▶ _What the task requires_:
Extract and list every line that contains the word "time".
-- start --
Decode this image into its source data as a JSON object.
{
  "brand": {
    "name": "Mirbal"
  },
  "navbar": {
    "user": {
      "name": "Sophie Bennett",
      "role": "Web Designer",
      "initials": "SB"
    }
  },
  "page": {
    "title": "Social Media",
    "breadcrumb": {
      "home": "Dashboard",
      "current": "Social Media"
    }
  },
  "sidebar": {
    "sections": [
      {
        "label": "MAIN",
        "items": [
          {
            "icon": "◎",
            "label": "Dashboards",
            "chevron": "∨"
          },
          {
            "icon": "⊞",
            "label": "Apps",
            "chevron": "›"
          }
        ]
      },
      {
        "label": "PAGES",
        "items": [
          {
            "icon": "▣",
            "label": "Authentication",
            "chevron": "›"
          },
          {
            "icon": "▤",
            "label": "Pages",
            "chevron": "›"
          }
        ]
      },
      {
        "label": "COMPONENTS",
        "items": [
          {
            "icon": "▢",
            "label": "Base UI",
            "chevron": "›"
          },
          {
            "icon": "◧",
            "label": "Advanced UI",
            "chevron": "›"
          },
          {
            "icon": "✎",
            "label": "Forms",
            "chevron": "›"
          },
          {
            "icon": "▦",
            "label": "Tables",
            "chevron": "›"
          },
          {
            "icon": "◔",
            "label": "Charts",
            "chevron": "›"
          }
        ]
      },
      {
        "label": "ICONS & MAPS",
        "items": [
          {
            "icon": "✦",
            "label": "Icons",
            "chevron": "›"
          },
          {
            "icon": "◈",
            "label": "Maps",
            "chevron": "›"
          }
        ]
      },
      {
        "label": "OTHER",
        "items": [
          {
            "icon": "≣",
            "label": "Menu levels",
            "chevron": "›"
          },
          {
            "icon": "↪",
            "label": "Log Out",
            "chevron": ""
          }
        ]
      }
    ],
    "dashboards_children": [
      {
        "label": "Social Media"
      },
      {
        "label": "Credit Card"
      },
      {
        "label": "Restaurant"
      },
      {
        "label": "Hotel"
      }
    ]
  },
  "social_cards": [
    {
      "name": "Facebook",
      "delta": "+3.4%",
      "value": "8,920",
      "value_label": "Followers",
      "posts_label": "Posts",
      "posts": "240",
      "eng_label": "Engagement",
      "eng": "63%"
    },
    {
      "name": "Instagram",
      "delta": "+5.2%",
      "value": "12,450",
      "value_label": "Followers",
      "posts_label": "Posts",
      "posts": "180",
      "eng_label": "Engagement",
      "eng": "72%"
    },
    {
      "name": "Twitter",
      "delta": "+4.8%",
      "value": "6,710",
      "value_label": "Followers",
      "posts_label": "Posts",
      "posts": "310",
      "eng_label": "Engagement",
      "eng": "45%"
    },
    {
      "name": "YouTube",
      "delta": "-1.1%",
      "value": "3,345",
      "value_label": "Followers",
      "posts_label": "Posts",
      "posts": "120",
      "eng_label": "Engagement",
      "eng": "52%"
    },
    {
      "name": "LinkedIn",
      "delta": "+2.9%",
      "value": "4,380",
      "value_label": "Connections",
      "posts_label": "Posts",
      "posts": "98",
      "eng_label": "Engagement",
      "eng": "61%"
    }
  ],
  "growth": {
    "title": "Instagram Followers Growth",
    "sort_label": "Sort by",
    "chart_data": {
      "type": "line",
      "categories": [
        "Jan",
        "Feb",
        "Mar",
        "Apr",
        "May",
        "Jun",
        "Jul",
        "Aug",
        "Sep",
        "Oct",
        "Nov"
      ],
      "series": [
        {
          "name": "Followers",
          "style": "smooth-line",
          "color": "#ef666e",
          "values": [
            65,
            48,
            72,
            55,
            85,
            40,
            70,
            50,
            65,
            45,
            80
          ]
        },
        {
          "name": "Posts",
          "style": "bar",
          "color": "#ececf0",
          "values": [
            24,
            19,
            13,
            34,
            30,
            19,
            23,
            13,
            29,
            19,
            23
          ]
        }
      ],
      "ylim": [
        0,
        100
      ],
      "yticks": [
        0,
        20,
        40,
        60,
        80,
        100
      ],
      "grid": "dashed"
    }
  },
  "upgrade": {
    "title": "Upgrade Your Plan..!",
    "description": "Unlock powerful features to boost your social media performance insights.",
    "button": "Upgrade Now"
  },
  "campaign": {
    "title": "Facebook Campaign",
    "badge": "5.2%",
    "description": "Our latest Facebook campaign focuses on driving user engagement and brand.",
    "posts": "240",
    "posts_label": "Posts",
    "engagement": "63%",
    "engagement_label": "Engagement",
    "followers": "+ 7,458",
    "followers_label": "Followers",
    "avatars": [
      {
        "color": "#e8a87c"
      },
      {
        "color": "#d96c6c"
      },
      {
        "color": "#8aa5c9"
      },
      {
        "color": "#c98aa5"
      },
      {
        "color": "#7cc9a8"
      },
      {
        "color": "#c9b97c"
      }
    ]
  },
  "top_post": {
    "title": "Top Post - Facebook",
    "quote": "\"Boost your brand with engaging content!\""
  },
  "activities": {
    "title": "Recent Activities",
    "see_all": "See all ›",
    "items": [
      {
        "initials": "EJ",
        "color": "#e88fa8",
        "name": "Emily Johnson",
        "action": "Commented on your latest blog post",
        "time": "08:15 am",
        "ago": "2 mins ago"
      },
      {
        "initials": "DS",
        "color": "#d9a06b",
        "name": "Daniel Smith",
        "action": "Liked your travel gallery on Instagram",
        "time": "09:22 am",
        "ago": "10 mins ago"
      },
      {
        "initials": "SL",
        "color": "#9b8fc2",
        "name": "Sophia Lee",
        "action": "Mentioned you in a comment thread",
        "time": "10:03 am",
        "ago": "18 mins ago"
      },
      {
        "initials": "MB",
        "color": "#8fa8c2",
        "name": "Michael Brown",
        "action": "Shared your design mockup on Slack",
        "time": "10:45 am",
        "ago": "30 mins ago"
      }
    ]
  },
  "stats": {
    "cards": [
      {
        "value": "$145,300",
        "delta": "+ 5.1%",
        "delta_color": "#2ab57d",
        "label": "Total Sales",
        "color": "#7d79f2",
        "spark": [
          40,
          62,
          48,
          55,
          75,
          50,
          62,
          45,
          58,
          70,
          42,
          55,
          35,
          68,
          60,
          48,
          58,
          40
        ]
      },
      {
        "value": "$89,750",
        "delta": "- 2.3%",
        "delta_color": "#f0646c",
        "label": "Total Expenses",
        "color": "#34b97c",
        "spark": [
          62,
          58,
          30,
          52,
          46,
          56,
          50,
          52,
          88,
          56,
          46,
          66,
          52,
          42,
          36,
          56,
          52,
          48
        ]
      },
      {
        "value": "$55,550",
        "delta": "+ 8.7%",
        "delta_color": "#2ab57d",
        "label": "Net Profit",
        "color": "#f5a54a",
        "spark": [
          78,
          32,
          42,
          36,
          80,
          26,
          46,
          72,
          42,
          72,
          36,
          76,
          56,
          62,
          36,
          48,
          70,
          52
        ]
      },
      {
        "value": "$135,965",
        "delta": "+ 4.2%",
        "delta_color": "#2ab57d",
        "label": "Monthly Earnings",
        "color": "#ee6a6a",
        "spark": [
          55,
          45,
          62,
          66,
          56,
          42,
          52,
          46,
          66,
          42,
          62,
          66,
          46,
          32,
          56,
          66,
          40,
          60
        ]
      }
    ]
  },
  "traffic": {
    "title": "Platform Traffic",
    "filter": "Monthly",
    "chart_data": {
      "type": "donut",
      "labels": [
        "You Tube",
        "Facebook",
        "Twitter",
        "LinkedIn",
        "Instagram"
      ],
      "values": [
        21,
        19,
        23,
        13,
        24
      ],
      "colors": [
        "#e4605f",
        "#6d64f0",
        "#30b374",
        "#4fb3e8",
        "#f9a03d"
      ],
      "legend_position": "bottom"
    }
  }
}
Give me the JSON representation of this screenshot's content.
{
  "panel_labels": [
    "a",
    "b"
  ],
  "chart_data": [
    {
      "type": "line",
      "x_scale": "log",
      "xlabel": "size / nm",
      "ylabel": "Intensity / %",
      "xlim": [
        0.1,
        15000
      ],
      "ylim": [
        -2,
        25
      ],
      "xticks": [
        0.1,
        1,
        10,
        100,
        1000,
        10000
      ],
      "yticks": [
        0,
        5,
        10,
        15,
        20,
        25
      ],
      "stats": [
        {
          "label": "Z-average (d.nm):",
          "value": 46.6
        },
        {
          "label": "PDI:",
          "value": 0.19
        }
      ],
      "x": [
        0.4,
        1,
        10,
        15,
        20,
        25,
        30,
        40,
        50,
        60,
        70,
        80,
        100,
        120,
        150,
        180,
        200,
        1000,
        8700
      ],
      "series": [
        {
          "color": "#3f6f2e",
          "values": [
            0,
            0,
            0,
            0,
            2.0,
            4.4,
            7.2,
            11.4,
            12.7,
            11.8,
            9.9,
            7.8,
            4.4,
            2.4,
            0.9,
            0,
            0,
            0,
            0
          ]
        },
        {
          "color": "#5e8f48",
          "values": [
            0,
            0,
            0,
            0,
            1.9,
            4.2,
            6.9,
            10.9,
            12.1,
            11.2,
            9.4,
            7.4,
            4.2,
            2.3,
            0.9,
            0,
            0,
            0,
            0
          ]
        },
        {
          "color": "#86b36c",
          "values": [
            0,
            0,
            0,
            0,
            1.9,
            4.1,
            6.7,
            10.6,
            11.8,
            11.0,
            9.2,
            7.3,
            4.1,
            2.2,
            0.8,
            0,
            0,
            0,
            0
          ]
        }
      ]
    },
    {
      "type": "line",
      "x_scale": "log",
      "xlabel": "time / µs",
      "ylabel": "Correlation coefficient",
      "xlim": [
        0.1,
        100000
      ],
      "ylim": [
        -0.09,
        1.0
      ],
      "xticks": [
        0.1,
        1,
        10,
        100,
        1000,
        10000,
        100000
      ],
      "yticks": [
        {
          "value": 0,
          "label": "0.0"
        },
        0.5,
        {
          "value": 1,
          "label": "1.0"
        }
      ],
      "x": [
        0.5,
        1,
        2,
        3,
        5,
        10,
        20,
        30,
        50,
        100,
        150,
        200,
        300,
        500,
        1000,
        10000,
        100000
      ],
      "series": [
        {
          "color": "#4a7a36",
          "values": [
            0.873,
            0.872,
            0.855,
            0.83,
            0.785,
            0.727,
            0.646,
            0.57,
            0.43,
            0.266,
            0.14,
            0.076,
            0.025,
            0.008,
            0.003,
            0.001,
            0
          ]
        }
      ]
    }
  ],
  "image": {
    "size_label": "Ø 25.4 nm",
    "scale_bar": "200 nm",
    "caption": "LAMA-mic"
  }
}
-- end --
▶ _Complete answer_:
        "time": "08:15 am",
        "time": "09:22 am",
        "time": "10:03 am",
        "time": "10:45 am",
      "xlabel": "time / µs",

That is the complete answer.